> _Description of the task_
Retype each entry below, keeping every character the same.

> _Raw data_
+++

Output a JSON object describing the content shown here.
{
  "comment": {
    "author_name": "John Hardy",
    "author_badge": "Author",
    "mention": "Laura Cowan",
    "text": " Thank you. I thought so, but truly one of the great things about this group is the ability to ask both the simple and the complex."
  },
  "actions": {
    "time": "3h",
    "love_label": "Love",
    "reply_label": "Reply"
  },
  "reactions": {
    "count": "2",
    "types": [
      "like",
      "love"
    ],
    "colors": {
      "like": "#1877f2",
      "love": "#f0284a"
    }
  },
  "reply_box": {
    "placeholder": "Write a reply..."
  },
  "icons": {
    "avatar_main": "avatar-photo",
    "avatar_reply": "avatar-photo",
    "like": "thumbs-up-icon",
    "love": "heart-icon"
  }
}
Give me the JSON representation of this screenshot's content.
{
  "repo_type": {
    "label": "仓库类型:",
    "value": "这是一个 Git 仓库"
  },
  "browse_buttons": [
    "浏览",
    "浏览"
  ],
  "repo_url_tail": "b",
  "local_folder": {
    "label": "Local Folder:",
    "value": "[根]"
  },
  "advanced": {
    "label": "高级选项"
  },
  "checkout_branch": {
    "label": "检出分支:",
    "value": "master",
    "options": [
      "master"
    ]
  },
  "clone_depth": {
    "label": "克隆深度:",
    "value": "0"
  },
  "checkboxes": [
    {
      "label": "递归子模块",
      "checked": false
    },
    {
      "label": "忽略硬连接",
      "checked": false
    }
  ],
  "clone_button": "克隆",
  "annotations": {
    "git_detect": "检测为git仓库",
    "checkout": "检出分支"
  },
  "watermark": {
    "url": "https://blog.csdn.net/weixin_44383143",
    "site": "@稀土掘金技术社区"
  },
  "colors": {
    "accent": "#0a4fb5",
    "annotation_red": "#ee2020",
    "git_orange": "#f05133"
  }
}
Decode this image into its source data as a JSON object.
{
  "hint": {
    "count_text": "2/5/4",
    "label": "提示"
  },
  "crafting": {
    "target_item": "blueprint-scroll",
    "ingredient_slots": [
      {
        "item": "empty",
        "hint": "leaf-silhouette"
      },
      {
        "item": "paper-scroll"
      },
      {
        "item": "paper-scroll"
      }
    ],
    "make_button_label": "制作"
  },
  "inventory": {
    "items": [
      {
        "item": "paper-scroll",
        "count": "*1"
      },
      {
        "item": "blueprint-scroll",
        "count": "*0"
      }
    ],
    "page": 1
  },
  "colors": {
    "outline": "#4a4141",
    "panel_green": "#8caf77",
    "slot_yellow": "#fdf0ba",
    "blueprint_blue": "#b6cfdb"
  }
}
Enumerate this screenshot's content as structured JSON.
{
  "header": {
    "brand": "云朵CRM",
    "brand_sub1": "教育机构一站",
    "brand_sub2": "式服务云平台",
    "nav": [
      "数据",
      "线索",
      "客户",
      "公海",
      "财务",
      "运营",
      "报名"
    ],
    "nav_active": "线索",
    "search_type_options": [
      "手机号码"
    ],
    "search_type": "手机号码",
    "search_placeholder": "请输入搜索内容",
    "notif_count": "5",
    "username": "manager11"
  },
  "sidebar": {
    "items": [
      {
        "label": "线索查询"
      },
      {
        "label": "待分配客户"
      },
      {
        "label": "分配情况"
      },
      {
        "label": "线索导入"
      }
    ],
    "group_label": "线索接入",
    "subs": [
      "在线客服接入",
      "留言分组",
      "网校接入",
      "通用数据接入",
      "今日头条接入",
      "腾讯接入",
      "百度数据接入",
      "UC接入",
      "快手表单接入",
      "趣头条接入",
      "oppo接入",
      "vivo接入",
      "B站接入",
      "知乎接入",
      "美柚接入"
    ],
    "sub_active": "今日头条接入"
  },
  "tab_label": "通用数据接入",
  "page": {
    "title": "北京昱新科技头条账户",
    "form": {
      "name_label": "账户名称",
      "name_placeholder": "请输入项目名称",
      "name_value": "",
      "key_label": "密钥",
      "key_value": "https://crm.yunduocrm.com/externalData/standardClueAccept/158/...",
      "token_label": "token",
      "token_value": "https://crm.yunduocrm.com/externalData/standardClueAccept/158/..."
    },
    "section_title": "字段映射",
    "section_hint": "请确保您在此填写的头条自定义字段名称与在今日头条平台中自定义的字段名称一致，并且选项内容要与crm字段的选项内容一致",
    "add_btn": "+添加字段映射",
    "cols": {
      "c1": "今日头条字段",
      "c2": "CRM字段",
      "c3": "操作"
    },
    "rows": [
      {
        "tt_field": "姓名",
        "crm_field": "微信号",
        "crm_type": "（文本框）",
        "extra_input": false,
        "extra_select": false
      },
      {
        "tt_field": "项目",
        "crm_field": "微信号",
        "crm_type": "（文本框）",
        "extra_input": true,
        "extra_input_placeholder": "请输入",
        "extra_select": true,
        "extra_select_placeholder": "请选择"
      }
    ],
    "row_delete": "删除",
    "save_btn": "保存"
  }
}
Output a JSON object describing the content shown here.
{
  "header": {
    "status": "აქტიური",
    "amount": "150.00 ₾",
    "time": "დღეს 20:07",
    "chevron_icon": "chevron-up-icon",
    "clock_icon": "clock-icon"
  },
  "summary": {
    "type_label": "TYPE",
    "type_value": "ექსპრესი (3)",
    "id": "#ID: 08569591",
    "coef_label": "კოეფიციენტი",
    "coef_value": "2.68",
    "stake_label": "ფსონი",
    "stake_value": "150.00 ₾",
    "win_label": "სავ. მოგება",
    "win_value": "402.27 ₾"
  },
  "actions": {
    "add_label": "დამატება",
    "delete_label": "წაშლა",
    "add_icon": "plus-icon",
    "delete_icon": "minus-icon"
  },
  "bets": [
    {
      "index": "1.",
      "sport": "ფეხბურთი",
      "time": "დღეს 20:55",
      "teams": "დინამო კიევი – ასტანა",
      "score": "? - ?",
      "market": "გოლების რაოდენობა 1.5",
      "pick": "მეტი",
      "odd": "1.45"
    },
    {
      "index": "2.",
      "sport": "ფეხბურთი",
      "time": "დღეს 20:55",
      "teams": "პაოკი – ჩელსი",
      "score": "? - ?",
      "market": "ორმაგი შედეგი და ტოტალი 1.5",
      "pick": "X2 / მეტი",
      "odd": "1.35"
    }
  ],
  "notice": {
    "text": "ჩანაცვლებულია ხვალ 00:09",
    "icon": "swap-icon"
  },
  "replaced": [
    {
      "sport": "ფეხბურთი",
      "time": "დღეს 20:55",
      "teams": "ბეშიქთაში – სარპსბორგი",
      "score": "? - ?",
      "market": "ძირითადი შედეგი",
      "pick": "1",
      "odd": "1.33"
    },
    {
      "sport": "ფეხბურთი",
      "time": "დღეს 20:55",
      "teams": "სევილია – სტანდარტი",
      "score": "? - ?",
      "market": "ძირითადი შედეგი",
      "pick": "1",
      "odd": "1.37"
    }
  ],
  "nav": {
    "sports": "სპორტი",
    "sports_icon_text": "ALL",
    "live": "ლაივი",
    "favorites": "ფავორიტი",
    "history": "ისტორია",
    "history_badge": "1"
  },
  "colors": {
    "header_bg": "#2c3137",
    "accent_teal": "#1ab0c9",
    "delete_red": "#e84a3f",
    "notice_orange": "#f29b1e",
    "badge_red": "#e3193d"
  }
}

+++

> _Solution for this task_
Output a JSON object describing the content shown here.
{
  "comment": {
    "author_name": "John Hardy",
    "author_badge": "Author",
    "mention": "Laura Cowan",
    "text": " Thank you. I thought so, but truly one of the great things about this group is the ability to ask both the simple and the complex."
  },
  "actions": {
    "time": "3h",
    "love_label": "Love",
    "reply_label": "Reply"
  },
  "reactions": {
    "count": "2",
    "types": [
      "like",
      "love"
    ],
    "colors": {
      "like": "#1877f2",
      "love": "#f0284a"
    }
  },
  "reply_box": {
    "placeholder": "Write a reply..."
  },
  "icons": {
    "avatar_main": "avatar-photo",
    "avatar_reply": "avatar-photo",
    "like": "thumbs-up-icon",
    "love": "heart-icon"
  }
}
Give me the JSON representation of this screenshot's content.
{
  "repo_type": {
    "label": "仓库类型:",
    "value": "这是一个 Git 仓库"
  },
  "browse_buttons": [
    "浏览",
    "浏览"
  ],
  "repo_url_tail": "b",
  "local_folder": {
    "label": "Local Folder:",
    "value": "[根]"
  },
  "advanced": {
    "label": "高级选项"
  },
  "checkout_branch": {
    "label": "检出分支:",
    "value": "master",
    "options": [
      "master"
    ]
  },
  "clone_depth": {
    "label": "克隆深度:",
    "value": "0"
  },
  "checkboxes": [
    {
      "label": "递归子模块",
      "checked": false
    },
    {
      "label": "忽略硬连接",
      "checked": false
    }
  ],
  "clone_button": "克隆",
  "annotations": {
    "git_detect": "检测为git仓库",
    "checkout": "检出分支"
  },
  "watermark": {
    "url": "https://blog.csdn.net/weixin_44383143",
    "site": "@稀土掘金技术社区"
  },
  "colors": {
    "accent": "#0a4fb5",
    "annotation_red": "#ee2020",
    "git_orange": "#f05133"
  }
}
Decode this image into its source data as a JSON object.
{
  "hint": {
    "count_text": "2/5/4",
    "label": "提示"
  },
  "crafting": {
    "target_item": "blueprint-scroll",
    "ingredient_slots": [
      {
        "item": "empty",
        "hint": "leaf-silhouette"
      },
      {
        "item": "paper-scroll"
      },
      {
        "item": "paper-scroll"
      }
    ],
    "make_button_label": "制作"
  },
  "inventory": {
    "items": [
      {
        "item": "paper-scroll",
        "count": "*1"
      },
      {
        "item": "blueprint-scroll",
        "count": "*0"
      }
    ],
    "page": 1
  },
  "colors": {
    "outline": "#4a4141",
    "panel_green": "#8caf77",
    "slot_yellow": "#fdf0ba",
    "blueprint_blue": "#b6cfdb"
  }
}
Enumerate this screenshot's content as structured JSON.
{
  "header": {
    "brand": "云朵CRM",
    "brand_sub1": "教育机构一站",
    "brand_sub2": "式服务云平台",
    "nav": [
      "数据",
      "线索",
      "客户",
      "公海",
      "财务",
      "运营",
      "报名"
    ],
    "nav_active": "线索",
    "search_type_options": [
      "手机号码"
    ],
    "search_type": "手机号码",
    "search_placeholder": "请输入搜索内容",
    "notif_count": "5",
    "username": "manager11"
  },
  "sidebar": {
    "items": [
      {
        "label": "线索查询"
      },
      {
        "label": "待分配客户"
      },
      {
        "label": "分配情况"
      },
      {
        "label": "线索导入"
      }
    ],
    "group_label": "线索接入",
    "subs": [
      "在线客服接入",
      "留言分组",
      "网校接入",
      "通用数据接入",
      "今日头条接入",
      "腾讯接入",
      "百度数据接入",
      "UC接入",
      "快手表单接入",
      "趣头条接入",
      "oppo接入",
      "vivo接入",
      "B站接入",
      "知乎接入",
      "美柚接入"
    ],
    "sub_active": "今日头条接入"
  },
  "tab_label": "通用数据接入",
  "page": {
    "title": "北京昱新科技头条账户",
    "form": {
      "name_label": "账户名称",
      "name_placeholder": "请输入项目名称",
      "name_value": "",
      "key_label": "密钥",
      "key_value": "https://crm.yunduocrm.com/externalData/standardClueAccept/158/...",
      "token_label": "token",
      "token_value": "https://crm.yunduocrm.com/externalData/standardClueAccept/158/..."
    },
    "section_title": "字段映射",
    "section_hint": "请确保您在此填写的头条自定义字段名称与在今日头条平台中自定义的字段名称一致，并且选项内容要与crm字段的选项内容一致",
    "add_btn": "+添加字段映射",
    "cols": {
      "c1": "今日头条字段",
      "c2": "CRM字段",
      "c3": "操作"
    },
    "rows": [
      {
        "tt_field": "姓名",
        "crm_field": "微信号",
        "crm_type": "（文本框）",
        "extra_input": false,
        "extra_select": false
      },
      {
        "tt_field": "项目",
        "crm_field": "微信号",
        "crm_type": "（文本框）",
        "extra_input": true,
        "extra_input_placeholder": "请输入",
        "extra_select": true,
        "extra_select_placeholder": "请选择"
      }
    ],
    "row_delete": "删除",
    "save_btn": "保存"
  }
}
Output a JSON object describing the content shown here.
{
  "header": {
    "status": "აქტიური",
    "amount": "150.00 ₾",
    "time": "დღეს 20:07",
    "chevron_icon": "chevron-up-icon",
    "clock_icon": "clock-icon"
  },
  "summary": {
    "type_label": "TYPE",
    "type_value": "ექსპრესი (3)",
    "id": "#ID: 08569591",
    "coef_label": "კოეფიციენტი",
    "coef_value": "2.68",
    "stake_label": "ფსონი",
    "stake_value": "150.00 ₾",
    "win_label": "სავ. მოგება",
    "win_value": "402.27 ₾"
  },
  "actions": {
    "add_label": "დამატება",
    "delete_label": "წაშლა",
    "add_icon": "plus-icon",
    "delete_icon": "minus-icon"
  },
  "bets": [
    {
      "index": "1.",
      "sport": "ფეხბურთი",
      "time": "დღეს 20:55",
      "teams": "დინამო კიევი – ასტანა",
      "score": "? - ?",
      "market": "გოლების რაოდენობა 1.5",
      "pick": "მეტი",
      "odd": "1.45"
    },
    {
      "index": "2.",
      "sport": "ფეხბურთი",
      "time": "დღეს 20:55",
      "teams": "პაოკი – ჩელსი",
      "score": "? - ?",
      "market": "ორმაგი შედეგი და ტოტალი 1.5",
      "pick": "X2 / მეტი",
      "odd": "1.35"
    }
  ],
  "notice": {
    "text": "ჩანაცვლებულია ხვალ 00:09",
    "icon": "swap-icon"
  },
  "replaced": [
    {
      "sport": "ფეხბურთი",
      "time": "დღეს 20:55",
      "teams": "ბეშიქთაში – სარპსბორგი",
      "score": "? - ?",
      "market": "ძირითადი შედეგი",
      "pick": "1",
      "odd": "1.33"
    },
    {
      "sport": "ფეხბურთი",
      "time": "დღეს 20:55",
      "teams": "სევილია – სტანდარტი",
      "score": "? - ?",
      "market": "ძირითადი შედეგი",
      "pick": "1",
      "odd": "1.37"
    }
  ],
  "nav": {
    "sports": "სპორტი",
    "sports_icon_text": "ALL",
    "live": "ლაივი",
    "favorites": "ფავორიტი",
    "history": "ისტორია",
    "history_badge": "1"
  },
  "colors": {
    "header_bg": "#2c3137",
    "accent_teal": "#1ab0c9",
    "delete_red": "#e84a3f",
    "notice_orange": "#f29b1e",
    "badge_red": "#e3193d"
  }
}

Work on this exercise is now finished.